→ **RECORD EXCERPTS**
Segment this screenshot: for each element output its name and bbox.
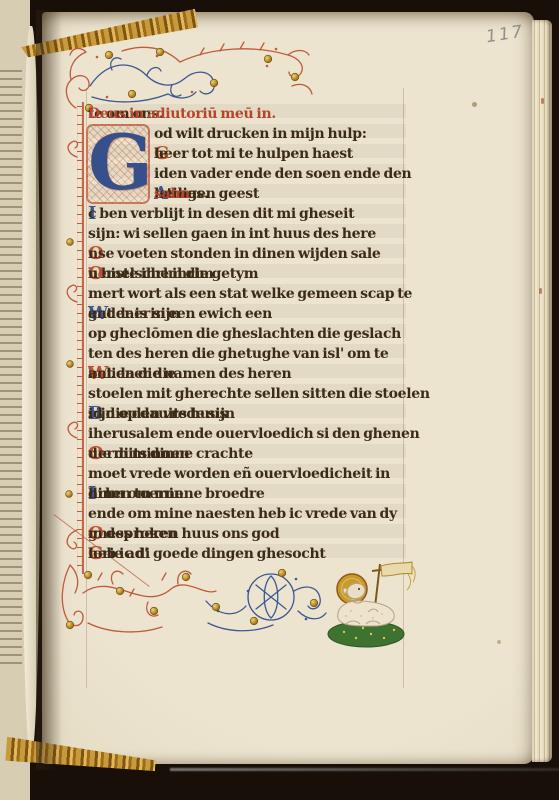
text-segment: uermits dinne crachte [88,444,253,464]
manuscript-line: mert wort als een stat welke gemeen scap… [88,284,406,304]
text-segment: Deus in adiutoriū meū in. [88,104,276,124]
manuscript-line: iden vader ende den soen ende den [154,164,406,184]
text-segment: sijn: wi sellen gaen in int huus des her… [88,224,376,244]
manuscript-line: iherusalem ende ouervloedich si den ghen… [88,424,406,444]
manuscript-line: Ic ben verblijt in desen dit mi gheseit [88,204,406,224]
text-segment: stoelen mit gherechte sellen sitten die … [88,384,430,404]
text-segment: iherusalem ende ouervloedich si den ghen… [88,424,420,444]
text-segment: ant daer die [88,364,176,384]
manuscript-line: sijn op dauits huus Bid die den vrede si… [88,404,406,424]
text-segment: od wilt drucken in mijn hulp: [154,124,367,144]
fore-edge-page-stack [532,20,552,762]
manuscript-line: moet vrede worden eñ ouervloedicheit in [88,464,406,484]
text-segment: ten des heren die ghetughe van isl' om t… [88,344,389,364]
manuscript-line: heb ic di goede dingen ghesocht Glorie a… [88,544,406,564]
manuscript-line: te om ons. Deus in adiutoriū meū in. [88,104,406,124]
top-penwork-ornament [62,42,312,112]
text-segment: ende om mine naesten heb ic vrede van dy [88,504,397,524]
left-penwork-border [62,102,88,574]
manuscript-line: belien die namen des heren Want daer die [88,364,406,384]
parchment-stain [497,640,501,644]
text-segment: iden vader ende den soen ende den [154,164,411,184]
lamb-eye [358,588,360,590]
manuscript-lines: te om ons. Deus in adiutoriū meū in.od w… [88,104,406,564]
parchment-stain [472,102,477,107]
text-segment: id die den vrede sijn [88,404,235,424]
manuscript-line: od wilt drucken in mijn hulp: [154,124,406,144]
lamb-body [338,601,394,626]
table-edge-highlight [170,768,559,771]
gutter-shadow [36,10,62,770]
text-segment: op gheclōmen die gheslachten die geslach [88,324,401,344]
fore-edge-fleck [541,98,544,104]
manuscript-line: dinen toerne Ihrlm om minne broedre [88,484,406,504]
text-segment: c ben verblijt in desen dit mi gheseit [88,204,354,224]
text-segment: m des heren huus ons god [88,524,279,544]
text-segment: ant daer sijn [88,304,180,324]
manuscript-line: gader is in een ewich een Want daer sijn [88,304,406,324]
text-segment: salm [154,184,190,204]
banner [381,562,412,576]
text-segment: mert wort als een stat welke gemeen scap… [88,284,412,304]
text-segment: moet vrede worden eñ ouervloedicheit in [88,464,390,484]
text-segment: nse voeten stonden in dinen wijden sale [88,244,381,264]
manuscript-photo: 117 [0,0,559,800]
manuscript-line: sijn: wi sellen gaen in int huus des her… [88,224,406,244]
agnus-dei-miniature [316,556,416,651]
manuscript-line: heiligen geest Alst was. salm [154,184,406,204]
text-segment: heer tot mi te hulpen haest [154,144,353,164]
fore-edge-fleck [539,288,542,294]
manuscript-line: op gheclōmen die gheslachten die geslach [88,324,406,344]
manuscript-line: stoelen mit gherechte sellen sitten die … [88,384,406,404]
manuscript-line: hemelsche ihrlm Ou biste ihrlm die getym [88,264,406,284]
manuscript-line: ghesproken Om des heren huus ons god [88,524,406,544]
bottom-penwork-ornament [58,563,328,648]
facing-page-showthrough [0,70,22,670]
manuscript-line: Onse voeten stonden in dinen wijden sale [88,244,406,264]
text-segment: u biste ihrlm die getym [88,264,258,284]
text-segment: lorie ad' [88,544,148,564]
manuscript-line: heer tot mi te hulpen haest Gle [154,144,406,164]
text-segment: le [154,144,168,164]
manuscript-line: ende om mine naesten heb ic vrede van dy [88,504,406,524]
text-segment: hrlm om minne broedre [88,484,265,504]
manuscript-line: die di minnen Ouermits dinne crachte [88,444,406,464]
manuscript-line: ten des heren die ghetughe van isl' om t… [88,344,406,364]
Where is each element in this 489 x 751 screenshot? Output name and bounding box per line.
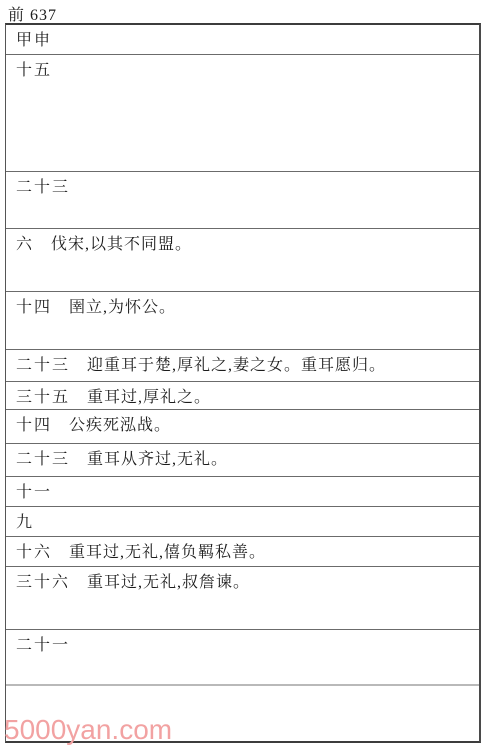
reign-year-number: 十四 [16, 299, 52, 316]
watermark: 5000yan.com [4, 714, 172, 746]
event-text: 重耳过,无礼,叔詹谏。 [87, 574, 250, 591]
reign-year-number: 九 [16, 514, 34, 531]
table-row: 二十三迎重耳于楚,厚礼之,妻之女。重耳愿归。 [6, 350, 479, 382]
table-row: 三十六重耳过,无礼,叔詹谏。 [6, 567, 479, 630]
event-text: 重耳过,无礼,僖负羁私善。 [69, 544, 266, 561]
reign-year-number: 十六 [16, 544, 52, 561]
event-text: 迎重耳于楚,厚礼之,妻之女。重耳愿归。 [87, 357, 386, 374]
reign-year-number: 六 [16, 236, 34, 253]
table-row: 十一 [6, 477, 479, 507]
event-text: 重耳从齐过,无礼。 [87, 451, 228, 468]
reign-year-number: 二十三 [16, 179, 70, 196]
table-row-ganzhi: 甲申 [6, 25, 479, 55]
table-row: 六伐宋,以其不同盟。 [6, 229, 479, 292]
reign-year-number: 二十一 [16, 637, 70, 654]
event-text: 伐宋,以其不同盟。 [51, 236, 192, 253]
reign-year-number: 十四 [16, 417, 52, 434]
reign-year-number: 二十三 [16, 357, 70, 374]
table-row: 十四圉立,为怀公。 [6, 292, 479, 350]
table-row: 十六重耳过,无礼,僖负羁私善。 [6, 537, 479, 567]
table-row: 三十五重耳过,厚礼之。 [6, 382, 479, 410]
reign-year-number: 三十五 [16, 389, 70, 406]
table-row: 十四公疾死泓战。 [6, 410, 479, 444]
event-text: 公疾死泓战。 [69, 417, 171, 434]
reign-year-number: 十一 [16, 484, 52, 501]
page-title: 前 637 [8, 2, 57, 25]
table-row: 二十一 [6, 630, 479, 686]
table-row: 二十三 [6, 172, 479, 229]
reign-year-number: 二十三 [16, 451, 70, 468]
chronology-table: 甲申 十五二十三六伐宋,以其不同盟。十四圉立,为怀公。二十三迎重耳于楚,厚礼之,… [5, 23, 481, 743]
table-row: 九 [6, 507, 479, 537]
event-text: 圉立,为怀公。 [69, 299, 176, 316]
scanned-page: 前 637 甲申 十五二十三六伐宋,以其不同盟。十四圉立,为怀公。二十三迎重耳于… [0, 0, 489, 751]
ganzhi-year-label: 甲申 [16, 32, 52, 49]
event-text: 重耳过,厚礼之。 [87, 389, 211, 406]
table-row: 十五 [6, 55, 479, 172]
reign-year-number: 十五 [16, 62, 52, 79]
reign-year-number: 三十六 [16, 574, 70, 591]
table-row: 二十三重耳从齐过,无礼。 [6, 444, 479, 477]
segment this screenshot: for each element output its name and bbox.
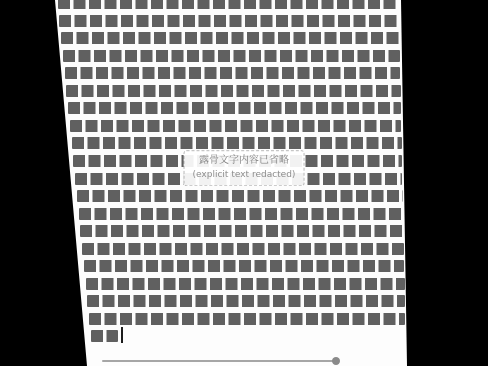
redacted-text-line [68,102,401,114]
redacted-text-line [77,190,403,202]
redacted-text-line [79,208,404,220]
text-caret [121,327,123,343]
video-frame: 露骨文字内容已省略 (explicit text redacted) [0,0,488,366]
redacted-text-line [66,85,400,97]
redacted-text-line [61,32,400,44]
redaction-notice: 露骨文字内容已省略 (explicit text redacted) [184,151,305,187]
redaction-notice-zh: 露骨文字内容已省略 [193,155,296,170]
redacted-text-line [84,260,404,272]
redacted-text-line [89,313,405,325]
redacted-text-line [87,295,405,307]
redaction-notice-en: (explicit text redacted) [193,170,296,180]
redacted-text-line [63,50,400,62]
redacted-text-line [86,278,405,290]
redacted-text-line [59,15,399,27]
redacted-text-line [65,67,401,79]
redacted-text-line [70,120,402,132]
seek-slider-knob[interactable] [332,357,340,365]
redacted-text-line [80,225,403,237]
redacted-text-line [58,0,399,9]
redacted-text-line [72,137,402,149]
text-page: 露骨文字内容已省略 (explicit text redacted) [0,0,488,366]
redacted-text-line [82,243,404,255]
seek-slider-track[interactable] [102,360,337,362]
redacted-text-line [91,330,118,342]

→ **REQUIRED TASK**
Please rewrite the records starting at the line that contains "redacted-text-line [68,102,401,114]" and ending at the end of the records, replacing "text-caret" with "insertion-cursor" and leaving everything else unchanged.

→ **TASK OUTPUT**
redacted-text-line [68,102,401,114]
redacted-text-line [77,190,403,202]
redacted-text-line [79,208,404,220]
insertion-cursor [121,327,123,343]
video-frame: 露骨文字内容已省略 (explicit text redacted) [0,0,488,366]
redacted-text-line [66,85,400,97]
redacted-text-line [61,32,400,44]
redaction-notice: 露骨文字内容已省略 (explicit text redacted) [184,151,305,187]
redaction-notice-zh: 露骨文字内容已省略 [193,155,296,170]
redacted-text-line [84,260,404,272]
redacted-text-line [89,313,405,325]
redacted-text-line [87,295,405,307]
redaction-notice-en: (explicit text redacted) [193,170,296,180]
redacted-text-line [63,50,400,62]
redacted-text-line [86,278,405,290]
redacted-text-line [59,15,399,27]
redacted-text-line [65,67,401,79]
redacted-text-line [70,120,402,132]
seek-slider-knob[interactable] [332,357,340,365]
redacted-text-line [80,225,403,237]
redacted-text-line [58,0,399,9]
redacted-text-line [72,137,402,149]
text-page: 露骨文字内容已省略 (explicit text redacted) [0,0,488,366]
redacted-text-line [82,243,404,255]
seek-slider-track[interactable] [102,360,337,362]
redacted-text-line [91,330,118,342]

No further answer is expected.